-- Problem to solve --
Extract each line containing the string "felmérő".

-- Extracted data --
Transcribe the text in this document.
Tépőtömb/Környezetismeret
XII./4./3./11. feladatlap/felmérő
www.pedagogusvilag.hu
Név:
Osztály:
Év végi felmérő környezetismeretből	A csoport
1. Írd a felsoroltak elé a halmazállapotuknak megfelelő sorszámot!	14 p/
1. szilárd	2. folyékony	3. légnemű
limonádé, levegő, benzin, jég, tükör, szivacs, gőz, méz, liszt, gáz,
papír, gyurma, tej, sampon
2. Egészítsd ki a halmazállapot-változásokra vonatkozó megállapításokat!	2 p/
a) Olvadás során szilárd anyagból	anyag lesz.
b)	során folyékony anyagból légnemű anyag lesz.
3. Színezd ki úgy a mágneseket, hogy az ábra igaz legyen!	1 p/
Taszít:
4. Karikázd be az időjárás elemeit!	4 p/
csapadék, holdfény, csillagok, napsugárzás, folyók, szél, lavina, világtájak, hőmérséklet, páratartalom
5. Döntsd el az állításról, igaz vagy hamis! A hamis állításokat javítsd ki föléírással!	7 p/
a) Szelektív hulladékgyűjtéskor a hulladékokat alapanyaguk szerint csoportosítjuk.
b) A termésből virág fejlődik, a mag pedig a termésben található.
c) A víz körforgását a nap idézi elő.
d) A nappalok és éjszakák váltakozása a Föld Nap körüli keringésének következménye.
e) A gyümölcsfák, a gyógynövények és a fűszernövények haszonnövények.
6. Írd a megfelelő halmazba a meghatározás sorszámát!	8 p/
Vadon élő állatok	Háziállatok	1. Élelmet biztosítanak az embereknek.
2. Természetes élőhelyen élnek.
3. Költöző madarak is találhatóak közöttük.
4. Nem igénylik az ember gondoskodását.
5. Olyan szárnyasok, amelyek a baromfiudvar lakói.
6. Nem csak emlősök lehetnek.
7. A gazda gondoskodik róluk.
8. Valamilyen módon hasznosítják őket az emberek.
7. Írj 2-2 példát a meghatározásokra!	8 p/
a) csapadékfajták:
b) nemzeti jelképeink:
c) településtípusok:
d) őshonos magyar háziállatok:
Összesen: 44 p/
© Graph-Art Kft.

-- Correct output --
XII./4./3./11. feladatlap/felmérő
Év végi felmérő környezetismeretből	A csoport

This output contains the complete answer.